[Entries taken from a collection]
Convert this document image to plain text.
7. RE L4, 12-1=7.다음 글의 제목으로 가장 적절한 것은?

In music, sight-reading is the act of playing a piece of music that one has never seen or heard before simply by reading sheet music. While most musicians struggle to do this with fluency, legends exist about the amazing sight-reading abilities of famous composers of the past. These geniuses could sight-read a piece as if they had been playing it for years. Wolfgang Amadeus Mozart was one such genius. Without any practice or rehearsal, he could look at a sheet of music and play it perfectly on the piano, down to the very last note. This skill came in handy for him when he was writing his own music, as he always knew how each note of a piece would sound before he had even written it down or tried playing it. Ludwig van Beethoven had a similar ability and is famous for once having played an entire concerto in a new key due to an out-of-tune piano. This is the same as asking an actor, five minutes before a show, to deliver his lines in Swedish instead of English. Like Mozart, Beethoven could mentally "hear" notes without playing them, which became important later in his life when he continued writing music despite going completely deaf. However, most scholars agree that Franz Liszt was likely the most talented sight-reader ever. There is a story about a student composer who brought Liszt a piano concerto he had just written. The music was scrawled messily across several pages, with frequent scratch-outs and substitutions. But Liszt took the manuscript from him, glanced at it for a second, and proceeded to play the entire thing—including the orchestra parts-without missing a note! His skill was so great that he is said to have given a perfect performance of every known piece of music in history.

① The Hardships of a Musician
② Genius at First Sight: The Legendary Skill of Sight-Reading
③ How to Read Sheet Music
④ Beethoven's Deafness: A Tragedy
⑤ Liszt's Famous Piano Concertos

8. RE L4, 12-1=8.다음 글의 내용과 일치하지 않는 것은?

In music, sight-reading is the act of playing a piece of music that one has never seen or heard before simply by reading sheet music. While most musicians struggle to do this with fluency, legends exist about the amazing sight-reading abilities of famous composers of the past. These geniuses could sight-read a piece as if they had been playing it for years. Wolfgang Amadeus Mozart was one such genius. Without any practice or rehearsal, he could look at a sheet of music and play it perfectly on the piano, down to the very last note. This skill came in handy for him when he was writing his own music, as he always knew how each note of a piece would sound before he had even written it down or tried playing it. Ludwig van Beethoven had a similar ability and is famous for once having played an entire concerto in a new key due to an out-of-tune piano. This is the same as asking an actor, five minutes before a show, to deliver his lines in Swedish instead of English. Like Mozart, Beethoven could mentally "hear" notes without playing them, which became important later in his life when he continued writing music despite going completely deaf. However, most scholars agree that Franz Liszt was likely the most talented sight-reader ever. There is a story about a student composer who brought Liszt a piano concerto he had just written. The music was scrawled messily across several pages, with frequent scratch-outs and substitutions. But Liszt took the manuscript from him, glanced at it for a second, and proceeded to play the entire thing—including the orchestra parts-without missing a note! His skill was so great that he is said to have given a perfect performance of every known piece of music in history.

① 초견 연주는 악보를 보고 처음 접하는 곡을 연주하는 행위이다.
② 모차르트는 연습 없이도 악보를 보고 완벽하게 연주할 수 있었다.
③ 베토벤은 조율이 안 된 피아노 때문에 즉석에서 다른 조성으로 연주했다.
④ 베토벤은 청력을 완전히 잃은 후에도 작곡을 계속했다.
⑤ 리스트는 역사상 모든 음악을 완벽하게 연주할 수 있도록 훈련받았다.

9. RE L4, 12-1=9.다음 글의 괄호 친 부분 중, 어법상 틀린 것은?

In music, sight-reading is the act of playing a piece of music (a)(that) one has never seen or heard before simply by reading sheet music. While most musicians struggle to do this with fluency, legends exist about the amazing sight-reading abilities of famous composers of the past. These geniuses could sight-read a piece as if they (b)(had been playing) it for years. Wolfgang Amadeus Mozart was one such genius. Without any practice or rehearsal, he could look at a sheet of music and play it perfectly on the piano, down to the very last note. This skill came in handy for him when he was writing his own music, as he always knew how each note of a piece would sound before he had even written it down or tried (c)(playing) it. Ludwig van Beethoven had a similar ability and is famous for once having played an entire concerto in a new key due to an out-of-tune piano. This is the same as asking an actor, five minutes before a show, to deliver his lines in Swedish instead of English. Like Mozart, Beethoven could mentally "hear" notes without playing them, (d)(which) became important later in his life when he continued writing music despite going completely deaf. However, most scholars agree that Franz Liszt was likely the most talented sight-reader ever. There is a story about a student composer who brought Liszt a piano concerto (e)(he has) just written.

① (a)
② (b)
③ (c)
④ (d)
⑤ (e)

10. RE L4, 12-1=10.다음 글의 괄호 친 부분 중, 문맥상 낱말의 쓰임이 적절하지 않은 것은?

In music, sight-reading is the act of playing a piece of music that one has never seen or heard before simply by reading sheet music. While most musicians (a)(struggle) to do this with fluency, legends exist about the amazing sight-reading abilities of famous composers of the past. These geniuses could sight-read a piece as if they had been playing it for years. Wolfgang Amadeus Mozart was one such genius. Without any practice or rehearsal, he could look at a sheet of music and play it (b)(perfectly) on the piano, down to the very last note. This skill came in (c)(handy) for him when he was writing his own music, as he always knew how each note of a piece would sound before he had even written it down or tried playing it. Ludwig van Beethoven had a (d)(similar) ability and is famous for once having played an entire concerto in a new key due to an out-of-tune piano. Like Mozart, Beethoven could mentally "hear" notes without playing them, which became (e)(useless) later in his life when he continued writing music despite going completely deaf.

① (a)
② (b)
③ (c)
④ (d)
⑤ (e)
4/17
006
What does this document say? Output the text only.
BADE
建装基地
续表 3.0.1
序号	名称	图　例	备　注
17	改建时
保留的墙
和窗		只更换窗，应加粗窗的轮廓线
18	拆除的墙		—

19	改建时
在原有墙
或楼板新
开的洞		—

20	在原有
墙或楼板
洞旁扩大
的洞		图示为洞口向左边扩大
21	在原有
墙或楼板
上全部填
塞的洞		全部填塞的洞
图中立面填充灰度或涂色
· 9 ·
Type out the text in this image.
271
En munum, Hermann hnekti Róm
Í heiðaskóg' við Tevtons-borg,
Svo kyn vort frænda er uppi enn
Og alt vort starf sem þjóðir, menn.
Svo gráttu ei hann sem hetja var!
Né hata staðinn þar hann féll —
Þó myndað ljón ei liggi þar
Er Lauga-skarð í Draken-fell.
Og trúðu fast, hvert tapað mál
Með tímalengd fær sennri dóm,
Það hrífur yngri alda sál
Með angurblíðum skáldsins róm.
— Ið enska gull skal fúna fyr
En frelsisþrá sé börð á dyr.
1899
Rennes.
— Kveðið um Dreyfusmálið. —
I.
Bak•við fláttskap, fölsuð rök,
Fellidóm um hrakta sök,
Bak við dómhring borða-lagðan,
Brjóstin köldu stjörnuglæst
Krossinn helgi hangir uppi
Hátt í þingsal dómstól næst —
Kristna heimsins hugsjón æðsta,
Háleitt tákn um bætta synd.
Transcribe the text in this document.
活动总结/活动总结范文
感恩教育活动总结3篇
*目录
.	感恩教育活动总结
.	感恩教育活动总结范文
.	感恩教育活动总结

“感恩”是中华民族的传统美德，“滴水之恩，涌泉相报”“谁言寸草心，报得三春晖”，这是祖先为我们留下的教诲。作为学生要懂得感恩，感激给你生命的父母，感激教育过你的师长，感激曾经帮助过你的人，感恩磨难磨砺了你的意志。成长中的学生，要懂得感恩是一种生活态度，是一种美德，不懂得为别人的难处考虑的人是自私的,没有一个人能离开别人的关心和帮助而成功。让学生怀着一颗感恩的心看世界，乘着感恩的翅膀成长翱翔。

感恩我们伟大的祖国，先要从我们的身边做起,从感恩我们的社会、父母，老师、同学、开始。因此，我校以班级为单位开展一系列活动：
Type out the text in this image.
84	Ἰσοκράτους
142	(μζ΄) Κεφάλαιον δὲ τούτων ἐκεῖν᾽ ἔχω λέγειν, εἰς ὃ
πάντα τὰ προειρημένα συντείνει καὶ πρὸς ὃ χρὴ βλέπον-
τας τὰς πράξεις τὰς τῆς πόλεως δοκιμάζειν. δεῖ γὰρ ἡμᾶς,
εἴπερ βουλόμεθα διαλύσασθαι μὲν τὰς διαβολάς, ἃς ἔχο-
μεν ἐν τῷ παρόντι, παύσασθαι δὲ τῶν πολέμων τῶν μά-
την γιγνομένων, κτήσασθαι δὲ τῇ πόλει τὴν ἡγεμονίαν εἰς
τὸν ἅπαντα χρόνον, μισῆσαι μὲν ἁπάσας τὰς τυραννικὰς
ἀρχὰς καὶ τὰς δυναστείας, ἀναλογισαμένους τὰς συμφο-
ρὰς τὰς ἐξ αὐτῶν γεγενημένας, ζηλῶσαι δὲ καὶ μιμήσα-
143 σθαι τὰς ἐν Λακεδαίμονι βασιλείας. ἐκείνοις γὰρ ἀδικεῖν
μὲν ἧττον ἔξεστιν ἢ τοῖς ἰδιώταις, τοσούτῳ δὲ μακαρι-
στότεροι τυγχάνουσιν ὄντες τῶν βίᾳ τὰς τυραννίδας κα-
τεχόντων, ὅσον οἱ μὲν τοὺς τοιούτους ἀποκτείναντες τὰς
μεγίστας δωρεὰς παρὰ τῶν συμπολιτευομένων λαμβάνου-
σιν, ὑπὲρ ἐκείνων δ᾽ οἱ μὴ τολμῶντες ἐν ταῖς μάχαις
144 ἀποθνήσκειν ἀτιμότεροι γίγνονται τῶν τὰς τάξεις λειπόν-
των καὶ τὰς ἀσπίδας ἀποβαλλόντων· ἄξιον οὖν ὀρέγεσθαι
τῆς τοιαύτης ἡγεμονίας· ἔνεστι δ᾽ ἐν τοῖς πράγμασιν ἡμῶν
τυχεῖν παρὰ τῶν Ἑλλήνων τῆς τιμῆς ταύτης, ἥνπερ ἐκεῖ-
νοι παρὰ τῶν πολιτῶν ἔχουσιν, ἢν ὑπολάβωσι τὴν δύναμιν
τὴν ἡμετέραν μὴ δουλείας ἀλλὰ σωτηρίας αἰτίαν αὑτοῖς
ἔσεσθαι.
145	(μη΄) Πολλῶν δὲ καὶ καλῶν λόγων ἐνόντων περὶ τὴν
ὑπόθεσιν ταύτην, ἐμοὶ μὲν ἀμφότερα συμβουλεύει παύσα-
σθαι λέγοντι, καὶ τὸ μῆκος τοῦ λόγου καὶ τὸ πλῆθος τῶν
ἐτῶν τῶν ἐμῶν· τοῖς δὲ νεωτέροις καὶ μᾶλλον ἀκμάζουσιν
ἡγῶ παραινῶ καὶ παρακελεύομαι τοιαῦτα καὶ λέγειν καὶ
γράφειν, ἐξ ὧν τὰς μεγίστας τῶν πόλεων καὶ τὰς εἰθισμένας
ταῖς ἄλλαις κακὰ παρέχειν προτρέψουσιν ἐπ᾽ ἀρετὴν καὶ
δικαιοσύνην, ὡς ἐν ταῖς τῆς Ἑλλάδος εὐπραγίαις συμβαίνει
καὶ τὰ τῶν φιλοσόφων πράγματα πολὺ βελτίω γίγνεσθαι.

◆ **EXERCISE DESCRIPTION**
The answer is a single number, the count of lines in the records that contain the string "베토벤은".

◆ **CORRECT ANSWER**
2